● **Records provided**
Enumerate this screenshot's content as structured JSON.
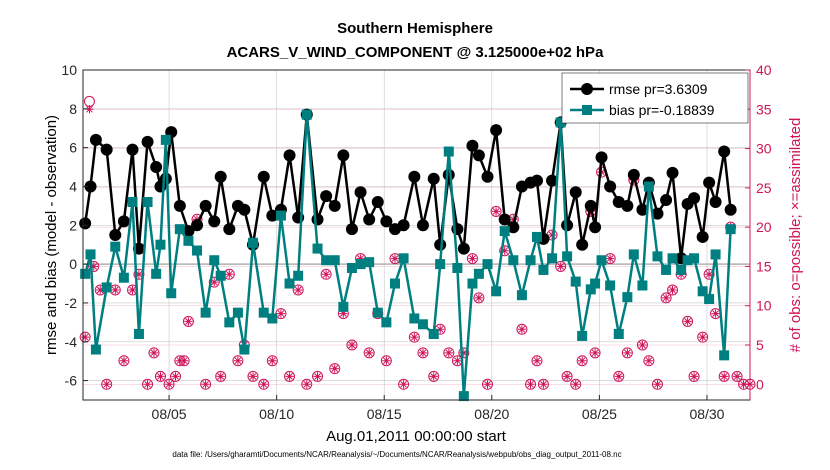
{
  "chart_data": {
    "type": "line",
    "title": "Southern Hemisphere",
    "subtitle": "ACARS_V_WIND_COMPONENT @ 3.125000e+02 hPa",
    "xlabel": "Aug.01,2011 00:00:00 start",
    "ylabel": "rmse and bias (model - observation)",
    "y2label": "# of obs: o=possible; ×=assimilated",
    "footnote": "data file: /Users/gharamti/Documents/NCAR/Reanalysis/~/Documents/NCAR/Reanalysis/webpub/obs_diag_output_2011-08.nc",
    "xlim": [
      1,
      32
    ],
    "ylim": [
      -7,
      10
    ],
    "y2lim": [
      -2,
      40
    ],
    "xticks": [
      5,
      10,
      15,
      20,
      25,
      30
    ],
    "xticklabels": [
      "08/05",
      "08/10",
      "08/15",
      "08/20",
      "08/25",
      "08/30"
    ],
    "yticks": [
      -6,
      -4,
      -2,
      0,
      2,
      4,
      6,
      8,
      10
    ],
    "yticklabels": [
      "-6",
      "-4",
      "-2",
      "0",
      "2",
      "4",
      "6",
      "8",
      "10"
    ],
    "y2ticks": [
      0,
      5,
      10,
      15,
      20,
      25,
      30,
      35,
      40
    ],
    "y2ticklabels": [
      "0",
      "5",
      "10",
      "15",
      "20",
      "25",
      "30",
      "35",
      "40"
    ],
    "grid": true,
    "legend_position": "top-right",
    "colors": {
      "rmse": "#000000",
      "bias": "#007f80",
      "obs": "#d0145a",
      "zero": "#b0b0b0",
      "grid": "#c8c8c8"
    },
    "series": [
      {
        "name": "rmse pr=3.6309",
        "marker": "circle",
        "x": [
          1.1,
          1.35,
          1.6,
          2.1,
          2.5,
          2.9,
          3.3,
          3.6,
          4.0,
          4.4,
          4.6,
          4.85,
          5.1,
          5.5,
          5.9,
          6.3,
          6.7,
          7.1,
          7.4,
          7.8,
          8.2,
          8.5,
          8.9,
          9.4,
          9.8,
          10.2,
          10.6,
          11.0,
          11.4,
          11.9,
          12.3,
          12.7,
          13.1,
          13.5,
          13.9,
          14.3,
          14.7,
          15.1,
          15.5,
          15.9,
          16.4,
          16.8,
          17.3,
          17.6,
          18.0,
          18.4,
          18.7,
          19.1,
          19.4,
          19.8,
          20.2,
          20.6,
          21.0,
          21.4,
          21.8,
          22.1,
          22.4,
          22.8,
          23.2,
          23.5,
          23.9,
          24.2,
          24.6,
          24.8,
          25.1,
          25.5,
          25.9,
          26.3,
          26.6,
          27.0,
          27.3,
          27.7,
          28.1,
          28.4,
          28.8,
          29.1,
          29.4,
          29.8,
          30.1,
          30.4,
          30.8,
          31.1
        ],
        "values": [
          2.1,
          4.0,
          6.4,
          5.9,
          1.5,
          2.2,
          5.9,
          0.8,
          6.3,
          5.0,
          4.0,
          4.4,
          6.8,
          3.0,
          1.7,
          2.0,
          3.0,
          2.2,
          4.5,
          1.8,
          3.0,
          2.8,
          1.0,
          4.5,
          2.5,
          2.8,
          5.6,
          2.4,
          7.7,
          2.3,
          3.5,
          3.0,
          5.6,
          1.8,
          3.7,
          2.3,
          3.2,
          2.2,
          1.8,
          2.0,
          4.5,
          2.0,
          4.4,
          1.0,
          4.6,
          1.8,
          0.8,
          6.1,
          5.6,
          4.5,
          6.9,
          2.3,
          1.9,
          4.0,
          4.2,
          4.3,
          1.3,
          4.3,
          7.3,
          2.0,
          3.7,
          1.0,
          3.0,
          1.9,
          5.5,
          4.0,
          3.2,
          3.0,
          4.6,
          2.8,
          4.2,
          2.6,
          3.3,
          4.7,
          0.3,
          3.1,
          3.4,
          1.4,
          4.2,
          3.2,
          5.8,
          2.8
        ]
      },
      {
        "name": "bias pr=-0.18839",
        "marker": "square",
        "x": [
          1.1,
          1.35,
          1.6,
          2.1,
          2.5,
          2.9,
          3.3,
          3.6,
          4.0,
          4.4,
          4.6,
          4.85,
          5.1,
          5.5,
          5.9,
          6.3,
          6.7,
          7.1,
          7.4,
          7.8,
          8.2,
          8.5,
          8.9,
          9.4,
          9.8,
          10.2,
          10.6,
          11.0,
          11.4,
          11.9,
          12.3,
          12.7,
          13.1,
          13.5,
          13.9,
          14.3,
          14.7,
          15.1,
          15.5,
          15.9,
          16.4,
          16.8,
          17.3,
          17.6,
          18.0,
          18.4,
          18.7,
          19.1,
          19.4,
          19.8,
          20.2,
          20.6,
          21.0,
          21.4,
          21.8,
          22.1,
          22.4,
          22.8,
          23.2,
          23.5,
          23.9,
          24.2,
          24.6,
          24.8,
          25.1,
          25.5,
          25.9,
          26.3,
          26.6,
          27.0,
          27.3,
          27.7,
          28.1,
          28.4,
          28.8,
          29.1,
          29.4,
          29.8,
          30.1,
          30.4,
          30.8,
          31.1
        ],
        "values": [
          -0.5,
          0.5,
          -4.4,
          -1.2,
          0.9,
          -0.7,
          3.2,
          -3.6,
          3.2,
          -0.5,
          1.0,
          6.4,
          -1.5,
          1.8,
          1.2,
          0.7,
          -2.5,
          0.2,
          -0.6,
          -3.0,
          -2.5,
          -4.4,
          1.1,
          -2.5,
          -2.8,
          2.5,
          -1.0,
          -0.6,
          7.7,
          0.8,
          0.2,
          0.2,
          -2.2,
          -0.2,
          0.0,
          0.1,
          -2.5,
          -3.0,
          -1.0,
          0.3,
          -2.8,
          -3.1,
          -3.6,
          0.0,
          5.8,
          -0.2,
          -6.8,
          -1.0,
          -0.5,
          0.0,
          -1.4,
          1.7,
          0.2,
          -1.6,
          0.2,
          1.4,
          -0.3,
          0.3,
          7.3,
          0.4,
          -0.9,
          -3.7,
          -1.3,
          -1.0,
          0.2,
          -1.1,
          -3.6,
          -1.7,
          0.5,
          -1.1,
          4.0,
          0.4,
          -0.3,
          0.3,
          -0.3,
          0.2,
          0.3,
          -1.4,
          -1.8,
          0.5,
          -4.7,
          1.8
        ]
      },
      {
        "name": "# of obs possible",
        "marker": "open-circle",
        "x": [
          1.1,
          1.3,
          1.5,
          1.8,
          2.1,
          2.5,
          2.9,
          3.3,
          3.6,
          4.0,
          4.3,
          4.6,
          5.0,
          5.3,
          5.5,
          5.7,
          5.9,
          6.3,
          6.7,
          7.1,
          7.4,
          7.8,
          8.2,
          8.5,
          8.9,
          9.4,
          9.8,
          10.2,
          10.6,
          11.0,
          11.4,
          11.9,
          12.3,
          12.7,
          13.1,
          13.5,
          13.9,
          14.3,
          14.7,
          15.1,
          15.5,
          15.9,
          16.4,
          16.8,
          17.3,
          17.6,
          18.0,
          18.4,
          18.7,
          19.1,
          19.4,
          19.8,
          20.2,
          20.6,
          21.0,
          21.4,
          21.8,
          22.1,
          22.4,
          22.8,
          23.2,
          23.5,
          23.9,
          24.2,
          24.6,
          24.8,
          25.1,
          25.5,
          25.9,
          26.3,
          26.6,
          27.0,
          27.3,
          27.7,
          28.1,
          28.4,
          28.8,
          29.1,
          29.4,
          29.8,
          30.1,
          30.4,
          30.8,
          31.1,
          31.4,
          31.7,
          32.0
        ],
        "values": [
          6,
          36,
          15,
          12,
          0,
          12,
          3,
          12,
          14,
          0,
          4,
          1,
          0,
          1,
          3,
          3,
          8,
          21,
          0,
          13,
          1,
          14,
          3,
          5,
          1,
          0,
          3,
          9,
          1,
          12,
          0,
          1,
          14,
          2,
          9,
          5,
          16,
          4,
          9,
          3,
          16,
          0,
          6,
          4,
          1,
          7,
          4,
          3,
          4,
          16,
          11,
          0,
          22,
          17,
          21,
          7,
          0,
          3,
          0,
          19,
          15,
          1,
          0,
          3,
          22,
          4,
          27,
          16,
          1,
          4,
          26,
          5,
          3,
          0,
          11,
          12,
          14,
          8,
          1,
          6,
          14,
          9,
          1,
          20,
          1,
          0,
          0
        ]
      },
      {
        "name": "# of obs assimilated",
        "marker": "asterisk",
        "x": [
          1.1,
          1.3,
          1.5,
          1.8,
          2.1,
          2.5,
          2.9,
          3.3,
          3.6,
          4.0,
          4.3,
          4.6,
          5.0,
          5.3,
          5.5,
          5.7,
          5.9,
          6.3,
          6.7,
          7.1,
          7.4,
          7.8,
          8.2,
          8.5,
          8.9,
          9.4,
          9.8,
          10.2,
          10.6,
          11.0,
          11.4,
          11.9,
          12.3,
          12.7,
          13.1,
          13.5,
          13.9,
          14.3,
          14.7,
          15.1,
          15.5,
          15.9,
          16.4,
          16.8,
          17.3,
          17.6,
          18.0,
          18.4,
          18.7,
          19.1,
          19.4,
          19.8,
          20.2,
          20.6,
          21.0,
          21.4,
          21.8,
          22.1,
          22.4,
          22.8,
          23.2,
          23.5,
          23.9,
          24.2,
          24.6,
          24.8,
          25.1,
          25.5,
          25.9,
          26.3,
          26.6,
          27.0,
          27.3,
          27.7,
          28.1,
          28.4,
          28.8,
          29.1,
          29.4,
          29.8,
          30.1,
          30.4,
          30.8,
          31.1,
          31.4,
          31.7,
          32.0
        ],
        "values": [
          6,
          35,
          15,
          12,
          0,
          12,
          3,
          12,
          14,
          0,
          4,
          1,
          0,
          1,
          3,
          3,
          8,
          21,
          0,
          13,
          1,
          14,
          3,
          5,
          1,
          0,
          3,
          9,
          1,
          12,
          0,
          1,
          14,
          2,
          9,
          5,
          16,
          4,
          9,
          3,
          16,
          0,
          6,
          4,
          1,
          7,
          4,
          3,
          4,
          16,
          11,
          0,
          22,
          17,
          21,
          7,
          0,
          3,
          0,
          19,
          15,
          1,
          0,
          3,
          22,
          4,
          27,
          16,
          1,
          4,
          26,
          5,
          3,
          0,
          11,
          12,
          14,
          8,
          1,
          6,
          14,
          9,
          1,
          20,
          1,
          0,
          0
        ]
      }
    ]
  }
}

● **Problem statement**
Collect the lines of the data that carry the word "assimilated".

● **Task solution**
    "y2label": "# of obs: o=possible; ×=assimilated",
        "name": "# of obs assimilated",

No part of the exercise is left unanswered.